Aim: Take all the material and copy it exactly.

Given data:
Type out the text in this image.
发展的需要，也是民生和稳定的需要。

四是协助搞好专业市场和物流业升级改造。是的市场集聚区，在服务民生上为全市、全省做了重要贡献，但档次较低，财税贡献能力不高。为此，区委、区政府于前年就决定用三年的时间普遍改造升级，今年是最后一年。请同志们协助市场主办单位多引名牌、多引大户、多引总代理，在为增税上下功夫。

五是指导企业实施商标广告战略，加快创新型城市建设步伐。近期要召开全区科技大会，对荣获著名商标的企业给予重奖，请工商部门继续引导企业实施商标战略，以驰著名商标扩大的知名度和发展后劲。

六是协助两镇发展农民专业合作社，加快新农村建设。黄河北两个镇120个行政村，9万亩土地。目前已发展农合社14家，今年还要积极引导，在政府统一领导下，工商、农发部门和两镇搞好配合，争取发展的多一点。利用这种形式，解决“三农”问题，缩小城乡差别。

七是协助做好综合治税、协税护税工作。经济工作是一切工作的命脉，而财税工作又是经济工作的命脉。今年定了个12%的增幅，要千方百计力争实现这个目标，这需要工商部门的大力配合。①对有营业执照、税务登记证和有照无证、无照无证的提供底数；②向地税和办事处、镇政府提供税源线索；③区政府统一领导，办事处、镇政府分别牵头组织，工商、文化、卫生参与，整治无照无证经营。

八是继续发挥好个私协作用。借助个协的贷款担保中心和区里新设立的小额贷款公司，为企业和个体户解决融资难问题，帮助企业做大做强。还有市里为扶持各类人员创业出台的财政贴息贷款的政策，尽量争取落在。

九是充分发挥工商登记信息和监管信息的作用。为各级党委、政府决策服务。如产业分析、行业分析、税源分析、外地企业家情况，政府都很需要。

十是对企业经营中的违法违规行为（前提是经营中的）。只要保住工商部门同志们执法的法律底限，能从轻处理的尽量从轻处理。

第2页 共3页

Expected answer:
Type out the text in this image.
发展的需要，也是民生和稳定的需要。

四是协助搞好专业市场和物流业升级改造。是的市场集聚区，在服务民生上为全市、全省做了重要贡献，但档次较低，财税贡献能力不高。为此，区委、区政府于前年就决定用三年的时间普遍改造升级，今年是最后一年。请同志们协助市场主办单位多引名牌、多引大户、多引总代理，在为增税上下功夫。

五是指导企业实施商标广告战略，加快创新型城市建设步伐。近期要召开全区科技大会，对荣获著名商标的企业给予重奖，请工商部门继续引导企业实施商标战略，以驰著名商标扩大的知名度和发展后劲。

六是协助两镇发展农民专业合作社，加快新农村建设。黄河北两个镇120个行政村，9万亩土地。目前已发展农合社14家，今年还要积极引导，在政府统一领导下，工商、农发部门和两镇搞好配合，争取发展的多一点。利用这种形式，解决“三农”问题，缩小城乡差别。

七是协助做好综合治税、协税护税工作。经济工作是一切工作的命脉，而财税工作又是经济工作的命脉。今年定了个12%的增幅，要千方百计力争实现这个目标，这需要工商部门的大力配合。①对有营业执照、税务登记证和有照无证、无照无证的提供底数；②向地税和办事处、镇政府提供税源线索；③区政府统一领导，办事处、镇政府分别牵头组织，工商、文化、卫生参与，整治无照无证经营。

八是继续发挥好个私协作用。借助个协的贷款担保中心和区里新设立的小额贷款公司，为企业和个体户解决融资难问题，帮助企业做大做强。还有市里为扶持各类人员创业出台的财政贴息贷款的政策，尽量争取落在。

九是充分发挥工商登记信息和监管信息的作用。为各级党委、政府决策服务。如产业分析、行业分析、税源分析、外地企业家情况，政府都很需要。

十是对企业经营中的违法违规行为（前提是经营中的）。只要保住工商部门同志们执法的法律底限，能从轻处理的尽量从轻处理。

第2页 共3页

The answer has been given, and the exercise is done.